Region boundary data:
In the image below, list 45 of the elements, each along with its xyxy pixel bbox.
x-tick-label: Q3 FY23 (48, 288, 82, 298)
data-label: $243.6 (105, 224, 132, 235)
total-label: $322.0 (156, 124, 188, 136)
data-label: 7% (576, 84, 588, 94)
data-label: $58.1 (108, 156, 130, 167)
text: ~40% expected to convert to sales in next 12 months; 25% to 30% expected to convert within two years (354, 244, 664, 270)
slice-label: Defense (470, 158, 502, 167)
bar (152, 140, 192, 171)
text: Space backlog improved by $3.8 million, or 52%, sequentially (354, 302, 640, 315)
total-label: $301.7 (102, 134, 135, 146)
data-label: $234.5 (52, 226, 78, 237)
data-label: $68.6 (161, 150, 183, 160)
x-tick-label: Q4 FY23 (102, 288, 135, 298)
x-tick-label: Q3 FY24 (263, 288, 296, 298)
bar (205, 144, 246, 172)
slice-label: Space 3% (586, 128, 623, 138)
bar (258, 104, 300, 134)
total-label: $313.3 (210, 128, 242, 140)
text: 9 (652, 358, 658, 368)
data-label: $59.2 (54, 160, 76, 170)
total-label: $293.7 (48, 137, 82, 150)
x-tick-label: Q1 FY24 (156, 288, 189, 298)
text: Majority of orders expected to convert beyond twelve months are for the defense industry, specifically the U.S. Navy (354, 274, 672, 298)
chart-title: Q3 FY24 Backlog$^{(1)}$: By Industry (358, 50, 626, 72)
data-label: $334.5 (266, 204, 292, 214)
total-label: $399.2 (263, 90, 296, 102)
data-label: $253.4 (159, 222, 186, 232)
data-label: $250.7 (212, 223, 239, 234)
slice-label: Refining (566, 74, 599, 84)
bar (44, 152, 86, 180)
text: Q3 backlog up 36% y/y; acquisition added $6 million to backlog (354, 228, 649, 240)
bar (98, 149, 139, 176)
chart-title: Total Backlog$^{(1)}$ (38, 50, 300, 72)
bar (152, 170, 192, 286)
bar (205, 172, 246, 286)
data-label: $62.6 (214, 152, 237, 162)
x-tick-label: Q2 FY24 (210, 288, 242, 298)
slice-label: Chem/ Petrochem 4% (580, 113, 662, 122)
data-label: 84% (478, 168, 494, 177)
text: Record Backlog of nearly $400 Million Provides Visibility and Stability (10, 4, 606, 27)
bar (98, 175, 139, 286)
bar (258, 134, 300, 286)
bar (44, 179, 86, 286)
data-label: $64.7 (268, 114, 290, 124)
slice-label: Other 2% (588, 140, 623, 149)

What to produce: Update all of the lines above so that every "data-label" becomes "value-label", and leave everything else as it is.

Completed exercise:
In the image below, list 45 of the elements, each along with its xyxy pixel bbox.
x-tick-label: Q3 FY23 (48, 288, 82, 298)
value-label: $243.6 (105, 224, 132, 235)
total-label: $322.0 (156, 124, 188, 136)
value-label: 7% (576, 84, 588, 94)
value-label: $58.1 (108, 156, 130, 167)
text: ~40% expected to convert to sales in next 12 months; 25% to 30% expected to convert within two years (354, 244, 664, 270)
slice-label: Defense (470, 158, 502, 167)
bar (152, 140, 192, 171)
text: Space backlog improved by $3.8 million, or 52%, sequentially (354, 302, 640, 315)
total-label: $301.7 (102, 134, 135, 146)
value-label: $234.5 (52, 226, 78, 237)
value-label: $68.6 (161, 150, 183, 160)
x-tick-label: Q4 FY23 (102, 288, 135, 298)
x-tick-label: Q3 FY24 (263, 288, 296, 298)
bar (205, 144, 246, 172)
slice-label: Space 3% (586, 128, 623, 138)
bar (258, 104, 300, 134)
total-label: $313.3 (210, 128, 242, 140)
text: 9 (652, 358, 658, 368)
value-label: $59.2 (54, 160, 76, 170)
total-label: $293.7 (48, 137, 82, 150)
x-tick-label: Q1 FY24 (156, 288, 189, 298)
text: Majority of orders expected to convert beyond twelve months are for the defense industry, specifically the U.S. Navy (354, 274, 672, 298)
chart-title: Q3 FY24 Backlog$^{(1)}$: By Industry (358, 50, 626, 72)
value-label: $334.5 (266, 204, 292, 214)
total-label: $399.2 (263, 90, 296, 102)
value-label: $253.4 (159, 222, 186, 232)
value-label: $250.7 (212, 223, 239, 234)
slice-label: Refining (566, 74, 599, 84)
bar (44, 152, 86, 180)
text: Q3 backlog up 36% y/y; acquisition added $6 million to backlog (354, 228, 649, 240)
bar (98, 149, 139, 176)
chart-title: Total Backlog$^{(1)}$ (38, 50, 300, 72)
bar (152, 170, 192, 286)
bar (205, 172, 246, 286)
value-label: $62.6 (214, 152, 237, 162)
x-tick-label: Q2 FY24 (210, 288, 242, 298)
slice-label: Chem/ Petrochem 4% (580, 113, 662, 122)
value-label: 84% (478, 168, 494, 177)
text: Record Backlog of nearly $400 Million Provides Visibility and Stability (10, 4, 606, 27)
bar (98, 175, 139, 286)
bar (258, 134, 300, 286)
bar (44, 179, 86, 286)
value-label: $64.7 (268, 114, 290, 124)
slice-label: Other 2% (588, 140, 623, 149)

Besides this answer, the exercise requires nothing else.